-- Begin --
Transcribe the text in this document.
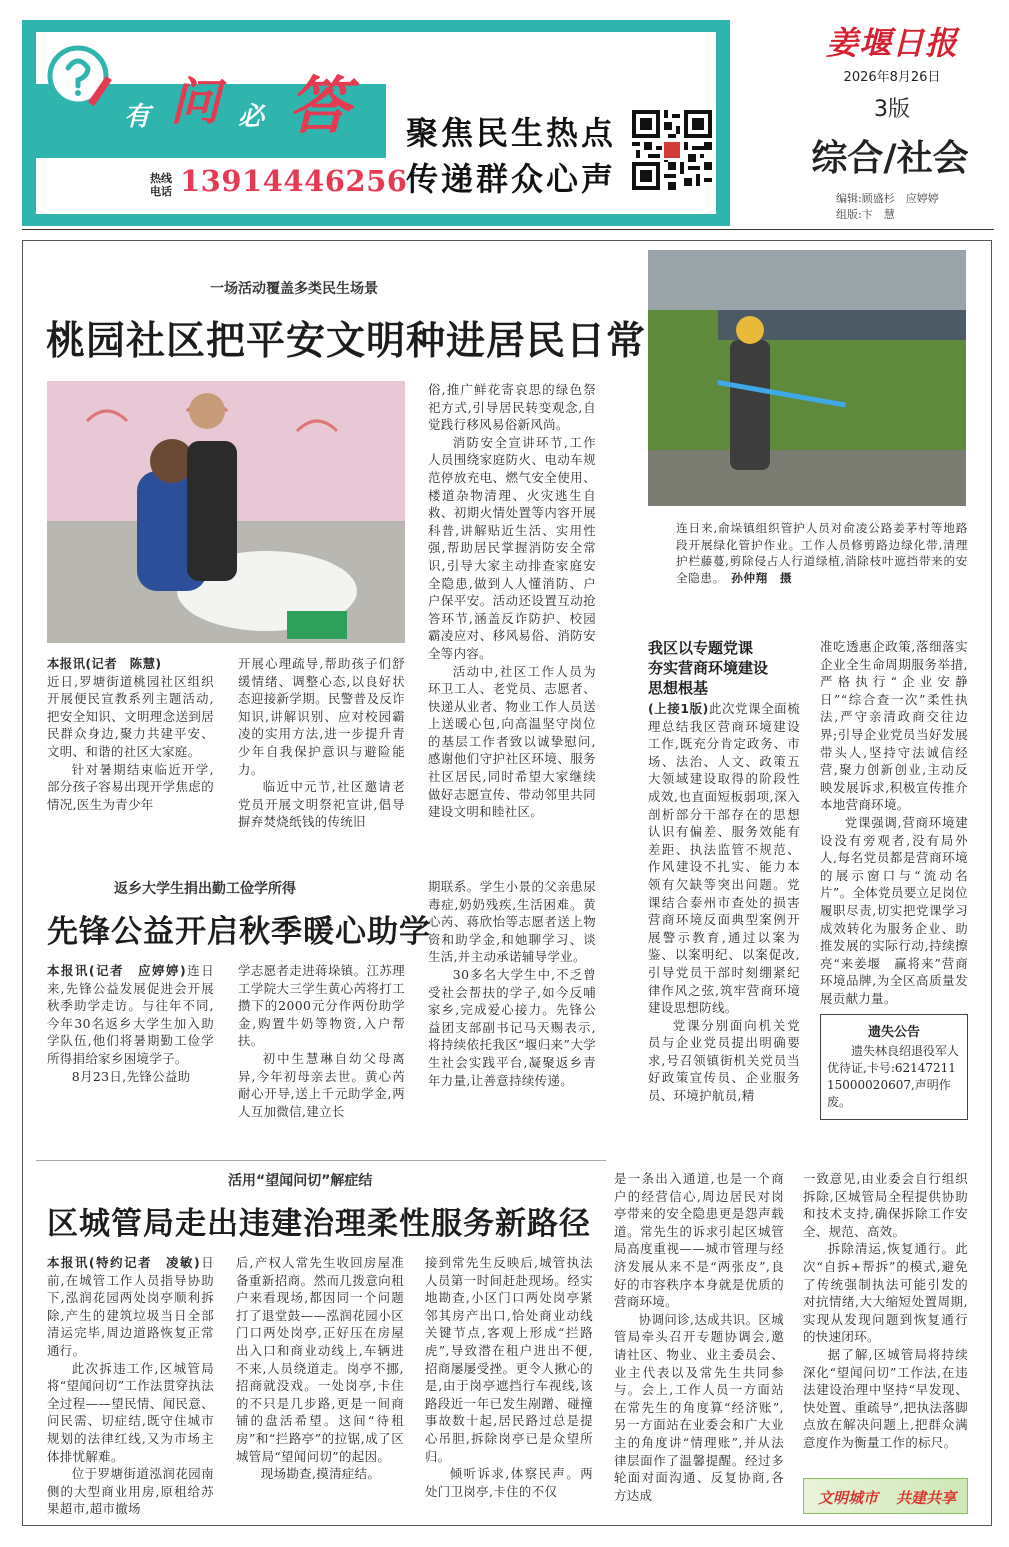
有 问 必 答
热线
电话 13914446256
聚焦民生热点
传递群众心声
姜堰日报
2026年8月26日
3版
综合/社会
编辑:顾盛杉　应婷婷
组版:卞　慧
一场活动覆盖多类民生场景
桃园社区把平安文明种进居民日常

本报讯(记者　陈慧)

近日,罗塘街道桃园社区组织开展便民宣教系列主题活动,把安全知识、文明理念送到居民群众身边,聚力共建平安、文明、和谐的社区大家庭。

针对暑期结束临近开学,部分孩子容易出现开学焦虑的情况,医生为青少年

开展心理疏导,帮助孩子们舒缓情绪、调整心态,以良好状态迎接新学期。民警普及反诈知识,讲解识别、应对校园霸凌的实用方法,进一步提升青少年自我保护意识与避险能力。

临近中元节,社区邀请老党员开展文明祭祀宣讲,倡导摒弃焚烧纸钱的传统旧

俗,推广鲜花寄哀思的绿色祭祀方式,引导居民转变观念,自觉践行移风易俗新风尚。

消防安全宣讲环节,工作人员围绕家庭防火、电动车规范停放充电、燃气安全使用、楼道杂物清理、火灾逃生自救、初期火情处置等内容开展科普,讲解贴近生活、实用性强,帮助居民掌握消防安全常识,引导大家主动排查家庭安全隐患,做到人人懂消防、户户保平安。活动还设置互动抢答环节,涵盖反诈防护、校园霸凌应对、移风易俗、消防安全等内容。

活动中,社区工作人员为环卫工人、老党员、志愿者、快递从业者、物业工作人员送上送暖心包,向高温坚守岗位的基层工作者致以诚挚慰问,感谢他们守护社区环境、服务社区居民,同时希望大家继续做好志愿宣传、带动邻里共同建设文明和睦社区。

连日来,俞垛镇组织管护人员对俞凌公路姜茅村等地路段开展绿化管护作业。工作人员修剪路边绿化带,清理护栏藤蔓,剪除侵占人行道绿植,消除枝叶遮挡带来的安全隐患。　 孙仲翔　摄

返乡大学生捐出勤工俭学所得
先锋公益开启秋季暖心助学

本报讯(记者　应婷婷)连日来,先锋公益发展促进会开展秋季助学走访。与往年不同,今年30名返乡大学生加入助学队伍,他们将暑期勤工俭学所得捐给家乡困境学子。

8月23日,先锋公益助

学志愿者走进蒋垛镇。江苏理工学院大三学生黄心芮将打工攒下的2000元分作两份助学金,购置牛奶等物资,入户帮扶。

初中生慧琳自幼父母离异,今年初母亲去世。黄心芮耐心开导,送上千元助学金,两人互加微信,建立长

期联系。学生小景的父亲患尿毒症,奶奶残疾,生活困难。黄心芮、蒋欣怡等志愿者送上物资和助学金,和她聊学习、谈生活,并主动承诺辅导学业。

30多名大学生中,不乏曾受社会帮扶的学子,如今反哺家乡,完成爱心接力。先锋公益团支部副书记马天赐表示,将持续依托我区“堰归来”大学生社会实践平台,凝聚返乡青年力量,让善意持续传递。

我区以专题党课
夯实营商环境建设
思想根基

(上接1版)此次党课全面梳理总结我区营商环境建设工作,既充分肯定政务、市场、法治、人文、政策五大领域建设取得的阶段性成效,也直面短板弱项,深入剖析部分干部存在的思想认识有偏差、服务效能有差距、执法监管不规范、作风建设不扎实、能力本领有欠缺等突出问题。党课结合泰州市查处的损害营商环境反面典型案例开展警示教育,通过以案为鉴、以案明纪、以案促改,引导党员干部时刻绷紧纪律作风之弦,筑牢营商环境建设思想防线。

党课分别面向机关党员与企业党员提出明确要求,号召领镇街机关党员当好政策宣传员、企业服务员、环境护航员,精

准吃透惠企政策,落细落实企业全生命周期服务举措,严格执行“企业安静日”“综合查一次”柔性执法,严守亲清政商交往边界;引导企业党员当好发展带头人,坚持守法诚信经营,聚力创新创业,主动反映发展诉求,积极宣传推介本地营商环境。

党课强调,营商环境建设没有旁观者,没有局外人,每名党员都是营商环境的展示窗口与“流动名片”。全体党员要立足岗位履职尽责,切实把党课学习成效转化为服务企业、助推发展的实际行动,持续擦亮“来姜堰　赢将来”营商环境品牌,为全区高质量发展贡献力量。

遗失公告
遗失林良绍退役军人优待证,卡号:6214721115000020607,声明作废。
活用“望闻问切”解症结
区城管局走出违建治理柔性服务新路径

本报讯(特约记者　凌敏)日前,在城管工作人员指导协助下,泓润花园两处岗亭顺利拆除,产生的建筑垃圾当日全部清运完毕,周边道路恢复正常通行。

此次拆违工作,区城管局将“望闻问切”工作法贯穿执法全过程——望民情、闻民意、问民需、切症结,既守住城市规划的法律红线,又为市场主体排忧解难。

位于罗塘街道泓润花园南侧的大型商业用房,原租给苏果超市,超市撤场

后,产权人常先生收回房屋准备重新招商。然而几拨意向租户来看现场,都因同一个问题打了退堂鼓——泓润花园小区门口两处岗亭,正好压在房屋出入口和商业动线上,车辆进不来,人员绕道走。岗亭不挪,招商就没戏。一处岗亭,卡住的不只是几步路,更是一间商铺的盘活希望。这间“待租房”和“拦路亭”的拉锯,成了区城管局“望闻问切”的起因。

现场勘查,摸清症结。

接到常先生反映后,城管执法人员第一时间赶赴现场。经实地勘查,小区门口两处岗亭紧邻其房产出口,恰处商业动线关键节点,客观上形成“拦路虎”,导致潜在租户进出不便,招商屡屡受挫。更令人揪心的是,由于岗亭遮挡行车视线,该路段近一年已发生剐蹭、碰撞事故数十起,居民路过总是提心吊胆,拆除岗亭已是众望所归。

倾听诉求,体察民声。两处门卫岗亭,卡住的不仅

是一条出入通道,也是一个商户的经营信心,周边居民对岗亭带来的安全隐患更是怨声载道。常先生的诉求引起区城管局高度重视——城市管理与经济发展从来不是“两张皮”,良好的市容秩序本身就是优质的营商环境。

协调问诊,达成共识。区城管局牵头召开专题协调会,邀请社区、物业、业主委员会、业主代表以及常先生共同参与。会上,工作人员一方面站在常先生的角度算“经济账”,另一方面站在业委会和广大业主的角度讲“情理账”,并从法律层面作了温馨提醒。经过多轮面对面沟通、反复协商,各方达成

一致意见,由业委会自行组织拆除,区城管局全程提供协助和技术支持,确保拆除工作安全、规范、高效。

拆除清运,恢复通行。此次“自拆+帮拆”的模式,避免了传统强制执法可能引发的对抗情绪,大大缩短处置周期,实现从发现问题到恢复通行的快速闭环。

据了解,区城管局将持续深化“望闻问切”工作法,在违法建设治理中坚持“早发现、快处置、重疏导”,把执法落脚点放在解决问题上,把群众满意度作为衡量工作的标尺。

文明城市 共建共享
-- End --
Exercise requirements: Pictures are to be left out; repeat all the remaining data exactly.

Reply to the exercise:
Transcribe the text in this document.
有 问 必 答
热线
电话 13914446256
聚焦民生热点
传递群众心声
姜堰日报
2026年8月26日
3版
综合/社会
编辑:顾盛杉　应婷婷
组版:卞　慧
一场活动覆盖多类民生场景
桃园社区把平安文明种进居民日常

本报讯(记者　陈慧)

近日,罗塘街道桃园社区组织开展便民宣教系列主题活动,把安全知识、文明理念送到居民群众身边,聚力共建平安、文明、和谐的社区大家庭。

针对暑期结束临近开学,部分孩子容易出现开学焦虑的情况,医生为青少年

开展心理疏导,帮助孩子们舒缓情绪、调整心态,以良好状态迎接新学期。民警普及反诈知识,讲解识别、应对校园霸凌的实用方法,进一步提升青少年自我保护意识与避险能力。

临近中元节,社区邀请老党员开展文明祭祀宣讲,倡导摒弃焚烧纸钱的传统旧

俗,推广鲜花寄哀思的绿色祭祀方式,引导居民转变观念,自觉践行移风易俗新风尚。

消防安全宣讲环节,工作人员围绕家庭防火、电动车规范停放充电、燃气安全使用、楼道杂物清理、火灾逃生自救、初期火情处置等内容开展科普,讲解贴近生活、实用性强,帮助居民掌握消防安全常识,引导大家主动排查家庭安全隐患,做到人人懂消防、户户保平安。活动还设置互动抢答环节,涵盖反诈防护、校园霸凌应对、移风易俗、消防安全等内容。

活动中,社区工作人员为环卫工人、老党员、志愿者、快递从业者、物业工作人员送上送暖心包,向高温坚守岗位的基层工作者致以诚挚慰问,感谢他们守护社区环境、服务社区居民,同时希望大家继续做好志愿宣传、带动邻里共同建设文明和睦社区。

连日来,俞垛镇组织管护人员对俞凌公路姜茅村等地路段开展绿化管护作业。工作人员修剪路边绿化带,清理护栏藤蔓,剪除侵占人行道绿植,消除枝叶遮挡带来的安全隐患。　 孙仲翔　摄

返乡大学生捐出勤工俭学所得
先锋公益开启秋季暖心助学

本报讯(记者　应婷婷)连日来,先锋公益发展促进会开展秋季助学走访。与往年不同,今年30名返乡大学生加入助学队伍,他们将暑期勤工俭学所得捐给家乡困境学子。

8月23日,先锋公益助

学志愿者走进蒋垛镇。江苏理工学院大三学生黄心芮将打工攒下的2000元分作两份助学金,购置牛奶等物资,入户帮扶。

初中生慧琳自幼父母离异,今年初母亲去世。黄心芮耐心开导,送上千元助学金,两人互加微信,建立长

期联系。学生小景的父亲患尿毒症,奶奶残疾,生活困难。黄心芮、蒋欣怡等志愿者送上物资和助学金,和她聊学习、谈生活,并主动承诺辅导学业。

30多名大学生中,不乏曾受社会帮扶的学子,如今反哺家乡,完成爱心接力。先锋公益团支部副书记马天赐表示,将持续依托我区“堰归来”大学生社会实践平台,凝聚返乡青年力量,让善意持续传递。

我区以专题党课
夯实营商环境建设
思想根基

(上接1版)此次党课全面梳理总结我区营商环境建设工作,既充分肯定政务、市场、法治、人文、政策五大领域建设取得的阶段性成效,也直面短板弱项,深入剖析部分干部存在的思想认识有偏差、服务效能有差距、执法监管不规范、作风建设不扎实、能力本领有欠缺等突出问题。党课结合泰州市查处的损害营商环境反面典型案例开展警示教育,通过以案为鉴、以案明纪、以案促改,引导党员干部时刻绷紧纪律作风之弦,筑牢营商环境建设思想防线。

党课分别面向机关党员与企业党员提出明确要求,号召领镇街机关党员当好政策宣传员、企业服务员、环境护航员,精

准吃透惠企政策,落细落实企业全生命周期服务举措,严格执行“企业安静日”“综合查一次”柔性执法,严守亲清政商交往边界;引导企业党员当好发展带头人,坚持守法诚信经营,聚力创新创业,主动反映发展诉求,积极宣传推介本地营商环境。

党课强调,营商环境建设没有旁观者,没有局外人,每名党员都是营商环境的展示窗口与“流动名片”。全体党员要立足岗位履职尽责,切实把党课学习成效转化为服务企业、助推发展的实际行动,持续擦亮“来姜堰　赢将来”营商环境品牌,为全区高质量发展贡献力量。

遗失公告
遗失林良绍退役军人优待证,卡号:6214721115000020607,声明作废。
活用“望闻问切”解症结
区城管局走出违建治理柔性服务新路径

本报讯(特约记者　凌敏)日前,在城管工作人员指导协助下,泓润花园两处岗亭顺利拆除,产生的建筑垃圾当日全部清运完毕,周边道路恢复正常通行。

此次拆违工作,区城管局将“望闻问切”工作法贯穿执法全过程——望民情、闻民意、问民需、切症结,既守住城市规划的法律红线,又为市场主体排忧解难。

位于罗塘街道泓润花园南侧的大型商业用房,原租给苏果超市,超市撤场

后,产权人常先生收回房屋准备重新招商。然而几拨意向租户来看现场,都因同一个问题打了退堂鼓——泓润花园小区门口两处岗亭,正好压在房屋出入口和商业动线上,车辆进不来,人员绕道走。岗亭不挪,招商就没戏。一处岗亭,卡住的不只是几步路,更是一间商铺的盘活希望。这间“待租房”和“拦路亭”的拉锯,成了区城管局“望闻问切”的起因。

现场勘查,摸清症结。

接到常先生反映后,城管执法人员第一时间赶赴现场。经实地勘查,小区门口两处岗亭紧邻其房产出口,恰处商业动线关键节点,客观上形成“拦路虎”,导致潜在租户进出不便,招商屡屡受挫。更令人揪心的是,由于岗亭遮挡行车视线,该路段近一年已发生剐蹭、碰撞事故数十起,居民路过总是提心吊胆,拆除岗亭已是众望所归。

倾听诉求,体察民声。两处门卫岗亭,卡住的不仅

是一条出入通道,也是一个商户的经营信心,周边居民对岗亭带来的安全隐患更是怨声载道。常先生的诉求引起区城管局高度重视——城市管理与经济发展从来不是“两张皮”,良好的市容秩序本身就是优质的营商环境。

协调问诊,达成共识。区城管局牵头召开专题协调会,邀请社区、物业、业主委员会、业主代表以及常先生共同参与。会上,工作人员一方面站在常先生的角度算“经济账”,另一方面站在业委会和广大业主的角度讲“情理账”,并从法律层面作了温馨提醒。经过多轮面对面沟通、反复协商,各方达成

一致意见,由业委会自行组织拆除,区城管局全程提供协助和技术支持,确保拆除工作安全、规范、高效。

拆除清运,恢复通行。此次“自拆+帮拆”的模式,避免了传统强制执法可能引发的对抗情绪,大大缩短处置周期,实现从发现问题到恢复通行的快速闭环。

据了解,区城管局将持续深化“望闻问切”工作法,在违法建设治理中坚持“早发现、快处置、重疏导”,把执法落脚点放在解决问题上,把群众满意度作为衡量工作的标尺。

文明城市 共建共享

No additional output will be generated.